* **Do this**
Set down all of the data that follows word for word, without the images.

═══ Stored data

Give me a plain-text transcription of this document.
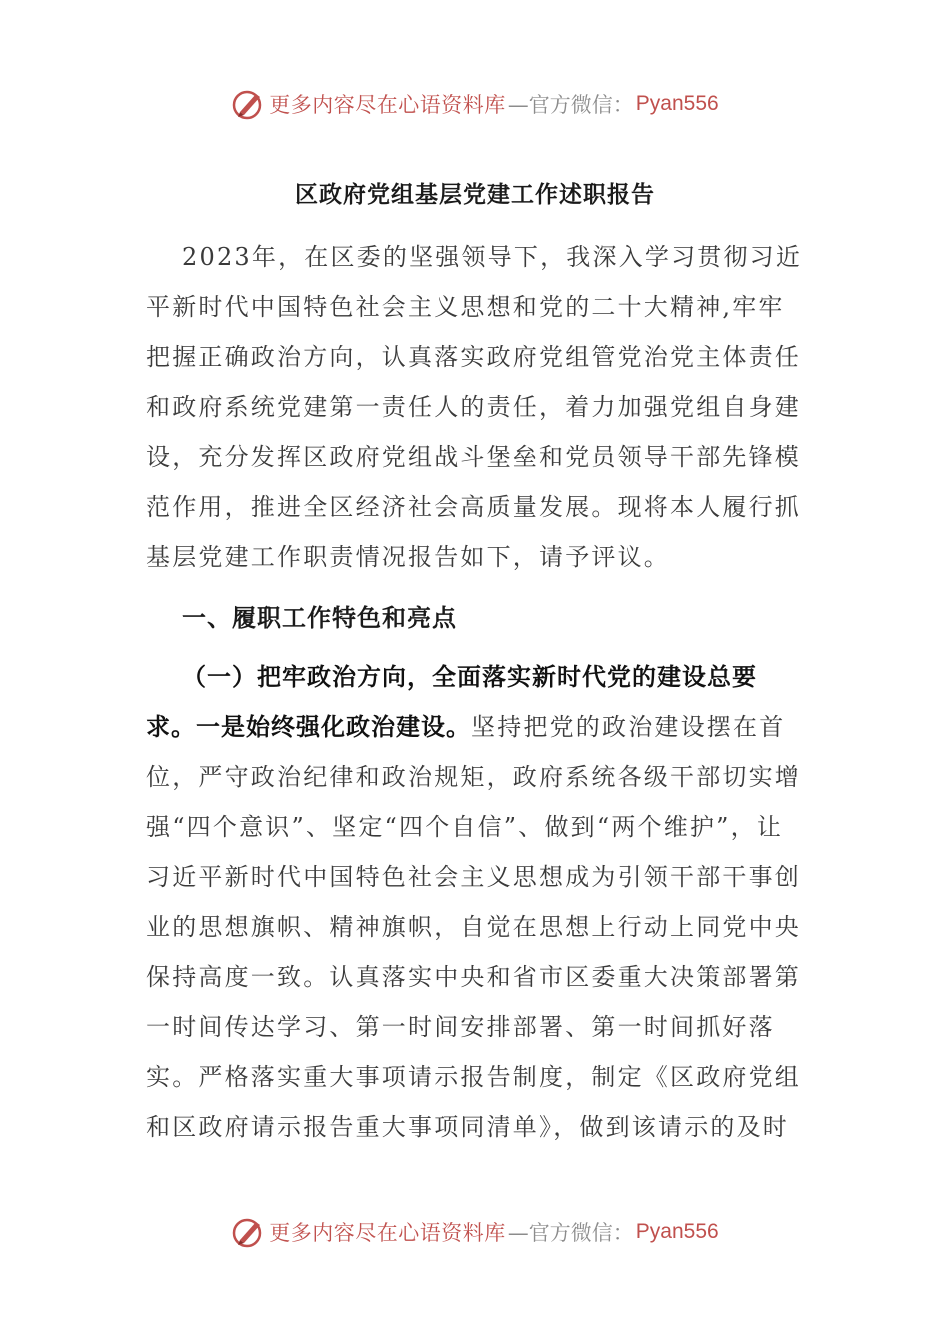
更多内容尽在心语资料库 —官方微信： Pyan556
区政府党组基层党建工作述职报告

2023年，在区委的坚强领导下，我深入学习贯彻习近平新时代中国特色社会主义思想和党的二十大精神,牢牢把握正确政治方向，认真落实政府党组管党治党主体责任和政府系统党建第一责任人的责任，着力加强党组自身建设，充分发挥区政府党组战斗堡垒和党员领导干部先锋模范作用，推进全区经济社会高质量发展。现将本人履行抓基层党建工作职责情况报告如下，请予评议。

一、履职工作特色和亮点

（一）把牢政治方向，全面落实新时代党的建设总要求。一是始终强化政治建设。坚持把党的政治建设摆在首位，严守政治纪律和政治规矩，政府系统各级干部切实增强“四个意识”、坚定“四个自信”、做到“两个维护”，让习近平新时代中国特色社会主义思想成为引领干部干事创业的思想旗帜、精神旗帜，自觉在思想上行动上同党中央保持高度一致。认真落实中央和省市区委重大决策部署第一时间传达学习、第一时间安排部署、第一时间抓好落实。严格落实重大事项请示报告制度，制定《区政府党组和区政府请示报告重大事项同清单》，做到该请示的及时

更多内容尽在心语资料库 —官方微信： Pyan556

══════

* **Answer for the task**
Give me a plain-text transcription of this document.
更多内容尽在心语资料库 —官方微信： Pyan556
区政府党组基层党建工作述职报告

2023年，在区委的坚强领导下，我深入学习贯彻习近平新时代中国特色社会主义思想和党的二十大精神,牢牢把握正确政治方向，认真落实政府党组管党治党主体责任和政府系统党建第一责任人的责任，着力加强党组自身建设，充分发挥区政府党组战斗堡垒和党员领导干部先锋模范作用，推进全区经济社会高质量发展。现将本人履行抓基层党建工作职责情况报告如下，请予评议。

一、履职工作特色和亮点

（一）把牢政治方向，全面落实新时代党的建设总要求。一是始终强化政治建设。坚持把党的政治建设摆在首位，严守政治纪律和政治规矩，政府系统各级干部切实增强“四个意识”、坚定“四个自信”、做到“两个维护”，让习近平新时代中国特色社会主义思想成为引领干部干事创业的思想旗帜、精神旗帜，自觉在思想上行动上同党中央保持高度一致。认真落实中央和省市区委重大决策部署第一时间传达学习、第一时间安排部署、第一时间抓好落实。严格落实重大事项请示报告制度，制定《区政府党组和区政府请示报告重大事项同清单》，做到该请示的及时

更多内容尽在心语资料库 —官方微信： Pyan556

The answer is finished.